What the exercise asks: Repeat every record below exactly as written.

[Dataset entries]
[START]

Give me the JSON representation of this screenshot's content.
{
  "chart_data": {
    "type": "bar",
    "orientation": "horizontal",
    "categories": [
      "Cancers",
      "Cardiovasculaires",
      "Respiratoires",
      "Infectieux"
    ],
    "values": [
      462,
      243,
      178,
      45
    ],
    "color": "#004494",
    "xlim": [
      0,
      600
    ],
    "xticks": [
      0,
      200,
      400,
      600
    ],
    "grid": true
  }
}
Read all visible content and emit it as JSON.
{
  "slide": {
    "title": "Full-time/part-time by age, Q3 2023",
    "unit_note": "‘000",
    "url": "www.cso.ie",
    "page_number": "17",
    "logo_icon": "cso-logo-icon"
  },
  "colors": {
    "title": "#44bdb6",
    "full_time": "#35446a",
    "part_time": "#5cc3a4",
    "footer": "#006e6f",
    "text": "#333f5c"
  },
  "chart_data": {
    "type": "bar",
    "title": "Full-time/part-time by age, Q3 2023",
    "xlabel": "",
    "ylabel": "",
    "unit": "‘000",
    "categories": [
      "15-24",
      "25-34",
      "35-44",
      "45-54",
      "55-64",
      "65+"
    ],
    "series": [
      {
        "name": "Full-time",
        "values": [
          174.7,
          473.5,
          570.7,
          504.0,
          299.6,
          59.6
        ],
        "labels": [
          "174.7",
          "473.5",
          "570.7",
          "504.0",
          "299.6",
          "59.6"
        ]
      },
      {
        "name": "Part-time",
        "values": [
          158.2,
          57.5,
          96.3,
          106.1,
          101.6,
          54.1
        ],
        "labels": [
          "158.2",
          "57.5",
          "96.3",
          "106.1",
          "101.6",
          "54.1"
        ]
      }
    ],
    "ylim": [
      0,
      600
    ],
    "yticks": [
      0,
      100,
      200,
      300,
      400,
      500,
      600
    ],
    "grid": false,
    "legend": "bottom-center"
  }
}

[END]

Output below:
Give me the JSON representation of this screenshot's content.
{
  "chart_data": {
    "type": "bar",
    "orientation": "horizontal",
    "categories": [
      "Cancers",
      "Cardiovasculaires",
      "Respiratoires",
      "Infectieux"
    ],
    "values": [
      462,
      243,
      178,
      45
    ],
    "color": "#004494",
    "xlim": [
      0,
      600
    ],
    "xticks": [
      0,
      200,
      400,
      600
    ],
    "grid": true
  }
}
Read all visible content and emit it as JSON.
{
  "slide": {
    "title": "Full-time/part-time by age, Q3 2023",
    "unit_note": "‘000",
    "url": "www.cso.ie",
    "page_number": "17",
    "logo_icon": "cso-logo-icon"
  },
  "colors": {
    "title": "#44bdb6",
    "full_time": "#35446a",
    "part_time": "#5cc3a4",
    "footer": "#006e6f",
    "text": "#333f5c"
  },
  "chart_data": {
    "type": "bar",
    "title": "Full-time/part-time by age, Q3 2023",
    "xlabel": "",
    "ylabel": "",
    "unit": "‘000",
    "categories": [
      "15-24",
      "25-34",
      "35-44",
      "45-54",
      "55-64",
      "65+"
    ],
    "series": [
      {
        "name": "Full-time",
        "values": [
          174.7,
          473.5,
          570.7,
          504.0,
          299.6,
          59.6
        ],
        "labels": [
          "174.7",
          "473.5",
          "570.7",
          "504.0",
          "299.6",
          "59.6"
        ]
      },
      {
        "name": "Part-time",
        "values": [
          158.2,
          57.5,
          96.3,
          106.1,
          101.6,
          54.1
        ],
        "labels": [
          "158.2",
          "57.5",
          "96.3",
          "106.1",
          "101.6",
          "54.1"
        ]
      }
    ],
    "ylim": [
      0,
      600
    ],
    "yticks": [
      0,
      100,
      200,
      300,
      400,
      500,
      600
    ],
    "grid": false,
    "legend": "bottom-center"
  }
}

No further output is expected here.